[Collected data]
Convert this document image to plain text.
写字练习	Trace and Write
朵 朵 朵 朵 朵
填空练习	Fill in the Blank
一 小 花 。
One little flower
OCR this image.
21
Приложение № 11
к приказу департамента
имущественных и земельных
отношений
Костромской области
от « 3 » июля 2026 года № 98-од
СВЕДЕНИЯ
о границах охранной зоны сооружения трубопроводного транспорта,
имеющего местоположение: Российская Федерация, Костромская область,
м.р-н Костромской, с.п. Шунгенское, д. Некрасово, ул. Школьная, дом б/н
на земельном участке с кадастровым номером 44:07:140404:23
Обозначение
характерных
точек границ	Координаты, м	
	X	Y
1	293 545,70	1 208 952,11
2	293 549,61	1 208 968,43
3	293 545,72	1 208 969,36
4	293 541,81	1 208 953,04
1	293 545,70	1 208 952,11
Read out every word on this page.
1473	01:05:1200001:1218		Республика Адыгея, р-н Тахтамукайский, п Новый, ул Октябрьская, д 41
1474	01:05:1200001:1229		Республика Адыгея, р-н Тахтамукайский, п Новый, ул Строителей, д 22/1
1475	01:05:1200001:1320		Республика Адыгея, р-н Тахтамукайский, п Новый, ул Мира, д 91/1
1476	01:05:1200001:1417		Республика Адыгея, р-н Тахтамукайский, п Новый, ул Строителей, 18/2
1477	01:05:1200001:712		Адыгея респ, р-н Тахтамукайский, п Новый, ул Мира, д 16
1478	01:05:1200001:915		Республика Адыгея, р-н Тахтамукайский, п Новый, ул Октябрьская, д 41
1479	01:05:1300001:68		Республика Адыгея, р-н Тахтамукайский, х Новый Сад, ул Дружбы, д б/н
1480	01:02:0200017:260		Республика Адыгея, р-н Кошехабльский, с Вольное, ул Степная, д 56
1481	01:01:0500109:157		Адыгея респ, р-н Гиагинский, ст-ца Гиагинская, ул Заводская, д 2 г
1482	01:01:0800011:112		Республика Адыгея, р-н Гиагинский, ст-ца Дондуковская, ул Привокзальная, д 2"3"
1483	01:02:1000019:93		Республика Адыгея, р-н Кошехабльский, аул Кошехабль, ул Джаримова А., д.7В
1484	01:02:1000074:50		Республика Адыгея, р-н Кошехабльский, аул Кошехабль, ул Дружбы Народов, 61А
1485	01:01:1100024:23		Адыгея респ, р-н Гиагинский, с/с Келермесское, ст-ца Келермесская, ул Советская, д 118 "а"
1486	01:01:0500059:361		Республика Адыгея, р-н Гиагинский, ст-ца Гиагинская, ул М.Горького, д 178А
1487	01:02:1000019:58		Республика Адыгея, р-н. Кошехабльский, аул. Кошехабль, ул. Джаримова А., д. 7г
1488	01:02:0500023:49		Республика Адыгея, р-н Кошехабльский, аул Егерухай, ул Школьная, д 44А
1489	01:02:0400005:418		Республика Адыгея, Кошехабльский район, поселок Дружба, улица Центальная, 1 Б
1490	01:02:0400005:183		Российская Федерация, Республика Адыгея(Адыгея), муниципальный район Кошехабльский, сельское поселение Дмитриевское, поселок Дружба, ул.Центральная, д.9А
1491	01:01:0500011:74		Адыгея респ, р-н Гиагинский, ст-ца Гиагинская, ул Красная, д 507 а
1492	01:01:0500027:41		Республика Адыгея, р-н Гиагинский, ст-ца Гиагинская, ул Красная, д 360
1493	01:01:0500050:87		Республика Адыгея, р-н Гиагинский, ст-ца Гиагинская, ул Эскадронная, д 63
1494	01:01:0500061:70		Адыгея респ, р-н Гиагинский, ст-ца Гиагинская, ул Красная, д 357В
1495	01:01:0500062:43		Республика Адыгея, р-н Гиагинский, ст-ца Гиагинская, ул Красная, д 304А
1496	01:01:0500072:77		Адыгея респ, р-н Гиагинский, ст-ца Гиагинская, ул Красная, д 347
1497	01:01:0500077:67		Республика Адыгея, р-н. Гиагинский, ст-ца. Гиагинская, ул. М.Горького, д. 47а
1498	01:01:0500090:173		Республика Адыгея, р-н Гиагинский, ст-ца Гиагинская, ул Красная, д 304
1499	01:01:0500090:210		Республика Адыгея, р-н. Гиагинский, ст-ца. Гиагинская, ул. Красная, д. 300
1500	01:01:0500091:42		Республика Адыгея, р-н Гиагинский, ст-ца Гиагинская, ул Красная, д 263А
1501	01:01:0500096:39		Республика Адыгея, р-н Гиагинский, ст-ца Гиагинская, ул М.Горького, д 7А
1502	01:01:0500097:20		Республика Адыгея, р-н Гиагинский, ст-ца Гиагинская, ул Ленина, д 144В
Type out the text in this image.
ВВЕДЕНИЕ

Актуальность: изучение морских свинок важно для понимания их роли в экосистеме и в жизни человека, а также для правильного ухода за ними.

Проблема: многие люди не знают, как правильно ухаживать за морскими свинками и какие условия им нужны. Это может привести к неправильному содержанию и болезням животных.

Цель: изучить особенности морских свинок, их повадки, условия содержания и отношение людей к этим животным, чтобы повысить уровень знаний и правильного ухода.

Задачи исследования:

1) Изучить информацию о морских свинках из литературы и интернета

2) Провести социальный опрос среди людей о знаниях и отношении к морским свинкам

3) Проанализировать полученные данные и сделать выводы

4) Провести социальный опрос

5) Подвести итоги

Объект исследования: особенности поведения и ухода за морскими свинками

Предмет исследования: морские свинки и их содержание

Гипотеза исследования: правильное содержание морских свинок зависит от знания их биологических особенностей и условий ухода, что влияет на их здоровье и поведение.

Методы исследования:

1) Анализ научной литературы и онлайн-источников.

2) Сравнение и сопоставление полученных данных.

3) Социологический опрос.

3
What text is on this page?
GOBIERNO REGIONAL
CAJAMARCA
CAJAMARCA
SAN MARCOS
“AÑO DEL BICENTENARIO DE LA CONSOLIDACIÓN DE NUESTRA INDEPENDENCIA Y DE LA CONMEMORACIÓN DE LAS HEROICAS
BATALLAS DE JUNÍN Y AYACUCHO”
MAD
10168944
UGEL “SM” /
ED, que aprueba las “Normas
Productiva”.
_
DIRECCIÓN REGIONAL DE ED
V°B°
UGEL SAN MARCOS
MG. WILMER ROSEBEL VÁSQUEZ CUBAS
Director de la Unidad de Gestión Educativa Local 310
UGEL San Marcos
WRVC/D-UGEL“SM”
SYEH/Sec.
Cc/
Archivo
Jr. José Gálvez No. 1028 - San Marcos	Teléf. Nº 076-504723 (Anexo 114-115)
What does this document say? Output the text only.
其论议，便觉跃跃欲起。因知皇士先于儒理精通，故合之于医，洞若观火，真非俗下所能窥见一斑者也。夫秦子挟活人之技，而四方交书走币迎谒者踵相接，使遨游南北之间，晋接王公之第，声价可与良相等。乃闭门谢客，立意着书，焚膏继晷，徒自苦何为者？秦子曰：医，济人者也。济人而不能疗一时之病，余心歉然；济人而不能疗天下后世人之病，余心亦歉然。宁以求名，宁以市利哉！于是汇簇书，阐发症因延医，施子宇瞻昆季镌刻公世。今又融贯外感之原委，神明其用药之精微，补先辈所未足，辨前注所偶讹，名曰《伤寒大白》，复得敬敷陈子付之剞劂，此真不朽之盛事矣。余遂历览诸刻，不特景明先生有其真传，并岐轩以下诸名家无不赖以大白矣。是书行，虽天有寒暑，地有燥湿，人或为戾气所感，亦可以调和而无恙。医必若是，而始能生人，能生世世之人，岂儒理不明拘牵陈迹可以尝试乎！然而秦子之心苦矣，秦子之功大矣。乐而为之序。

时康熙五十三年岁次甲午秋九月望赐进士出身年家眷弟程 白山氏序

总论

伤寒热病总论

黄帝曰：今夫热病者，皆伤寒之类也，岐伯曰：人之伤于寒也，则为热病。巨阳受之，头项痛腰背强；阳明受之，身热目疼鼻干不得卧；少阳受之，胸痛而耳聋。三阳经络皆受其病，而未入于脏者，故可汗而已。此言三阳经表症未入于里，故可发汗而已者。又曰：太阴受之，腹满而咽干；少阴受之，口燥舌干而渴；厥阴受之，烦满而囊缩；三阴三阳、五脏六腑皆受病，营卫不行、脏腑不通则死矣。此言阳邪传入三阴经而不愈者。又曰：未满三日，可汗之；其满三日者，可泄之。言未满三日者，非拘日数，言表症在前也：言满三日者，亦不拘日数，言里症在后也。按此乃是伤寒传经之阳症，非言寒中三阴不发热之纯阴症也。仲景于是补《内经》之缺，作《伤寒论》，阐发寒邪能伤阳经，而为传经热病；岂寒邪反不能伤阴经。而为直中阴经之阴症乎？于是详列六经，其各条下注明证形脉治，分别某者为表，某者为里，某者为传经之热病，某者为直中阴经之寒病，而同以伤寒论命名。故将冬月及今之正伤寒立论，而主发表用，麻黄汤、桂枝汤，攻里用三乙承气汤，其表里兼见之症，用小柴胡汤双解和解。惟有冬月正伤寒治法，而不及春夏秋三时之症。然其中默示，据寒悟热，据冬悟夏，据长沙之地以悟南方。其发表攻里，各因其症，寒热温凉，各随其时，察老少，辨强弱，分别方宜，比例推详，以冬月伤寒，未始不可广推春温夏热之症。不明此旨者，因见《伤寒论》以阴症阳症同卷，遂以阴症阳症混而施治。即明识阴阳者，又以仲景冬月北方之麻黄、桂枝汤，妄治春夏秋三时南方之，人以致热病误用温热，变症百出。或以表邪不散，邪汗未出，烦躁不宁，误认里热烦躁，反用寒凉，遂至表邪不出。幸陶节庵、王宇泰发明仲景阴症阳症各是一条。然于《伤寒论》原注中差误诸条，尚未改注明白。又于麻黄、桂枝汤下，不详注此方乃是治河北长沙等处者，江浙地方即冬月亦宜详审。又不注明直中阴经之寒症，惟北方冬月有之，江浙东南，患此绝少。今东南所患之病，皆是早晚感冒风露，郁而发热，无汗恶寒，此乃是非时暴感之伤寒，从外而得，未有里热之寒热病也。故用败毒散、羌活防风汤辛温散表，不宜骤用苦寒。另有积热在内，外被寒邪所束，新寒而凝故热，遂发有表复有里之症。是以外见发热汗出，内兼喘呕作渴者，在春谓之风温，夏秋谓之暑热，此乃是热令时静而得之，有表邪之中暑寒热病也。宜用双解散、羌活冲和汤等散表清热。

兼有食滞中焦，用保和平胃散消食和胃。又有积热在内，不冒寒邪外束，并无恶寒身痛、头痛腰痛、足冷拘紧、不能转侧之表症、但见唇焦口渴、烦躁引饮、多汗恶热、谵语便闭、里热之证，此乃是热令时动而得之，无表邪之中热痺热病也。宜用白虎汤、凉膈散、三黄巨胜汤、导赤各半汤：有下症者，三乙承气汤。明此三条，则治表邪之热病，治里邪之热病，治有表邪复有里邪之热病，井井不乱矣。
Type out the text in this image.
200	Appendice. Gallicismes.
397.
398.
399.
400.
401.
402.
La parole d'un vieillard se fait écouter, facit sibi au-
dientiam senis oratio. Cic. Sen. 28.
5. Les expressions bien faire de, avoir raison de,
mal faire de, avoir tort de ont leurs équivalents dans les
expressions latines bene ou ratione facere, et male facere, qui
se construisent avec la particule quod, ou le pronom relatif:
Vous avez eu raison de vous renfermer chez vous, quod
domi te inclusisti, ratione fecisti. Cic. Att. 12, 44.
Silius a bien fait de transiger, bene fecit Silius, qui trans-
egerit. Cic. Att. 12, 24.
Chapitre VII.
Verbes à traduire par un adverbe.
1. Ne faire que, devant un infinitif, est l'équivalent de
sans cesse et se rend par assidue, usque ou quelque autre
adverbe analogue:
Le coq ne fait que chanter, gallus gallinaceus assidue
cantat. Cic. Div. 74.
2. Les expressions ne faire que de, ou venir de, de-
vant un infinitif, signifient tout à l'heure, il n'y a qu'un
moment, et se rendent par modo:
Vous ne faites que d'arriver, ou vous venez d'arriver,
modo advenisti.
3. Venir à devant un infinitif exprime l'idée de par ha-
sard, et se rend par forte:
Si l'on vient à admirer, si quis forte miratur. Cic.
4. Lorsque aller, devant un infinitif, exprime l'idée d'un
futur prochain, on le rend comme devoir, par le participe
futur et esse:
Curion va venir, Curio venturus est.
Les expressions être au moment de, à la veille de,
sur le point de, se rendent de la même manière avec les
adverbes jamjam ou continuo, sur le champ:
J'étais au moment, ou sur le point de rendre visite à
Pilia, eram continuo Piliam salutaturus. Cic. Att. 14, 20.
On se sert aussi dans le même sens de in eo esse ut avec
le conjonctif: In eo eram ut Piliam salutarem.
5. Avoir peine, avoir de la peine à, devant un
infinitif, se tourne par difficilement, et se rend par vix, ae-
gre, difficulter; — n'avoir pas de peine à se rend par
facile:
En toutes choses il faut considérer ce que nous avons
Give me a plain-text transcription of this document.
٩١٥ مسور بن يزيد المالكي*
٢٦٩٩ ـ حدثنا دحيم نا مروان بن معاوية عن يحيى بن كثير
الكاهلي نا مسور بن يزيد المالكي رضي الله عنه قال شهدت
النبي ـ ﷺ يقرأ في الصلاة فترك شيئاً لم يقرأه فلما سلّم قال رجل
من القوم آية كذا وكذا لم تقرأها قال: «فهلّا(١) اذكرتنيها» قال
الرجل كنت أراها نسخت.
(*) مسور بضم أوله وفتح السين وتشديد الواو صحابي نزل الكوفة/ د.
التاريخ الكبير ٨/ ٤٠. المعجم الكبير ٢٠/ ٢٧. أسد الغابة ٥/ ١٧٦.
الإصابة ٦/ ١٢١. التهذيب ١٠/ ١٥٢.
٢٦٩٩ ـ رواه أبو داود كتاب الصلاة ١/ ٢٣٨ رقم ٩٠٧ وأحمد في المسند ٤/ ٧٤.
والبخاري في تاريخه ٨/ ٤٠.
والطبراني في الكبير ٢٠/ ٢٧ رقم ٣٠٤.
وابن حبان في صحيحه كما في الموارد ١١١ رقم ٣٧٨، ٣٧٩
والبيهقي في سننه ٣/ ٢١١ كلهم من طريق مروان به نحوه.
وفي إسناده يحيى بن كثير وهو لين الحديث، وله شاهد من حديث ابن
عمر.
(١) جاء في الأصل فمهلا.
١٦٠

◆ Direction
Each line of the material above either contains the word "même" or does not; state how many do, and nothing else.

◆ Answer to this exercise
2